## Part of a data file
- - - -

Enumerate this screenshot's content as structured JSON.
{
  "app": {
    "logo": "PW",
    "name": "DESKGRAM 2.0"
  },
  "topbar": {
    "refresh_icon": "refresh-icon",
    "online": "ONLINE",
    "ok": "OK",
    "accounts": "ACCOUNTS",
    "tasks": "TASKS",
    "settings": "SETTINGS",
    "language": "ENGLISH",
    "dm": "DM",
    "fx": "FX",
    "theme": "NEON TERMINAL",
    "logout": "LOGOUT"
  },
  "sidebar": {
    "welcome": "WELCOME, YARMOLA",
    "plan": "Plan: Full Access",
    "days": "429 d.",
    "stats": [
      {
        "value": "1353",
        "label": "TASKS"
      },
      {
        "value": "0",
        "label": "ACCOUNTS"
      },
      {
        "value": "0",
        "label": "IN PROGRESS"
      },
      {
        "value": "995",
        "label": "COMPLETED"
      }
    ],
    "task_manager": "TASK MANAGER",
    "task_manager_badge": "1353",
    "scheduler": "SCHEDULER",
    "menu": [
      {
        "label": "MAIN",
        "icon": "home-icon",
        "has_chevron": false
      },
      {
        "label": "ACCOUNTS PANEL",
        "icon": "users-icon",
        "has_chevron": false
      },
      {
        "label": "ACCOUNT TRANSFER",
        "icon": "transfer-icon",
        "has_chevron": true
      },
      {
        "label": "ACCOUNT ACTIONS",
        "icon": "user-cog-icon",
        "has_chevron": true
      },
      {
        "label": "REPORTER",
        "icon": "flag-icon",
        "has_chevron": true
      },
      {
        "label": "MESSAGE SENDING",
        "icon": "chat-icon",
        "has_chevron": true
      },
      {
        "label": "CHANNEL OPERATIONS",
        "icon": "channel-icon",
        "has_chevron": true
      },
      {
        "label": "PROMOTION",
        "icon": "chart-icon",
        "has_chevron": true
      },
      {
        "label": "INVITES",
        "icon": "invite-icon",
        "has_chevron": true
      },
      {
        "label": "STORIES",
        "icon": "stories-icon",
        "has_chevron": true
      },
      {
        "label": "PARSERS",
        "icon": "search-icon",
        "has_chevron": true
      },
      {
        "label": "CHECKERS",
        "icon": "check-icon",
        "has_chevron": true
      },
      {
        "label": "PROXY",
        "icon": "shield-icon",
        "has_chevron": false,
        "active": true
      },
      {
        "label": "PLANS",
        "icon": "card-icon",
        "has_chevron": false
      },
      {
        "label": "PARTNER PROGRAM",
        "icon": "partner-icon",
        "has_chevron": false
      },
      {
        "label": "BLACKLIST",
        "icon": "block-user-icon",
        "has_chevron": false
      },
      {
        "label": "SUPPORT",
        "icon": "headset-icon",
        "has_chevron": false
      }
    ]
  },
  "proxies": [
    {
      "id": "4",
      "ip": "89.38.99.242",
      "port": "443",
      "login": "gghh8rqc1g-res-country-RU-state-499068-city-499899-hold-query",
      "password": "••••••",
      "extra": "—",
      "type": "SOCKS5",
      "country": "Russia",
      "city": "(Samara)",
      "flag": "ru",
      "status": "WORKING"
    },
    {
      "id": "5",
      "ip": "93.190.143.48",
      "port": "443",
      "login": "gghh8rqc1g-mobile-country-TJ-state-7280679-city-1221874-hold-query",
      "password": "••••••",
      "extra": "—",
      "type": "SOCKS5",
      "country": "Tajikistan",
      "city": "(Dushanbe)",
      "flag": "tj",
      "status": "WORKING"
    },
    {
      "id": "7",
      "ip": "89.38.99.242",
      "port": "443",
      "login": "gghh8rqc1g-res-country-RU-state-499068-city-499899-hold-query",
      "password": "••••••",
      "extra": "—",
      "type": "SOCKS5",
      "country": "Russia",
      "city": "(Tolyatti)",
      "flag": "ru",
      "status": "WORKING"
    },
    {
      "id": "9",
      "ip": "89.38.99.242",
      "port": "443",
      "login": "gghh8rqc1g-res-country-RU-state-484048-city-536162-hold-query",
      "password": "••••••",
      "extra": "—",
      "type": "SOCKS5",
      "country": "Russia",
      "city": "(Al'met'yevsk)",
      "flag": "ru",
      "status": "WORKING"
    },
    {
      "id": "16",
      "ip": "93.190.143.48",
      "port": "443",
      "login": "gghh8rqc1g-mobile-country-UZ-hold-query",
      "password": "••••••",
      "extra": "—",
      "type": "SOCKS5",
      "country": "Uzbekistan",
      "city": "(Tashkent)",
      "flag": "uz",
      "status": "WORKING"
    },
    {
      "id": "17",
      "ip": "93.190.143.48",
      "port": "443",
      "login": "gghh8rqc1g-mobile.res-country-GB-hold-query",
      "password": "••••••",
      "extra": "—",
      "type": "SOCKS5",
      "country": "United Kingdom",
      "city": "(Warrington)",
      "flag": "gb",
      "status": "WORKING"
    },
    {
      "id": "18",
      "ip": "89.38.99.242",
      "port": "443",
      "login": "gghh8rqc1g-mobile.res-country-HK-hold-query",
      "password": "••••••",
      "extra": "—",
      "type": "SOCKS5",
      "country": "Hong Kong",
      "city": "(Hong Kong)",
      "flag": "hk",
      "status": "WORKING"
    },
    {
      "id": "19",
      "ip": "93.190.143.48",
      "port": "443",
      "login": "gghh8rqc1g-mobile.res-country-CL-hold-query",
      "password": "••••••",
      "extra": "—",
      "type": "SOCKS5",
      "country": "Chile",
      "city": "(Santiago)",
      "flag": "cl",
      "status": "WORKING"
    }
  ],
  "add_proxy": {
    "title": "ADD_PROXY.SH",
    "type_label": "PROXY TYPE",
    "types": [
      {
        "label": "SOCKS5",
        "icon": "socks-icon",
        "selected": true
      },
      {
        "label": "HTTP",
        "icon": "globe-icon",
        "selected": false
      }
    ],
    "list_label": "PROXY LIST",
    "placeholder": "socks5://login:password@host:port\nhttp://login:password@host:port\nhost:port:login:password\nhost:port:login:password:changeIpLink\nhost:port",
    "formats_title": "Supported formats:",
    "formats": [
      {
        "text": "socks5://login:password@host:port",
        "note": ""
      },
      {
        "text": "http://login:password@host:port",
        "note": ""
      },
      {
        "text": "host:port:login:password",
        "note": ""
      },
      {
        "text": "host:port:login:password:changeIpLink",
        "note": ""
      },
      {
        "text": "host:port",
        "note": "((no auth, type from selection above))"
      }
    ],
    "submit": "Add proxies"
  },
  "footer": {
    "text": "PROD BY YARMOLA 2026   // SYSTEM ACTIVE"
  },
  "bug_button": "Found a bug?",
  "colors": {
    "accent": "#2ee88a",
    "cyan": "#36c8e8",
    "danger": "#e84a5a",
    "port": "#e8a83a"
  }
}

- - - -

## Required task
State the number of lines in the records that include "changeIpLink", and write nothing else.

## Reply
2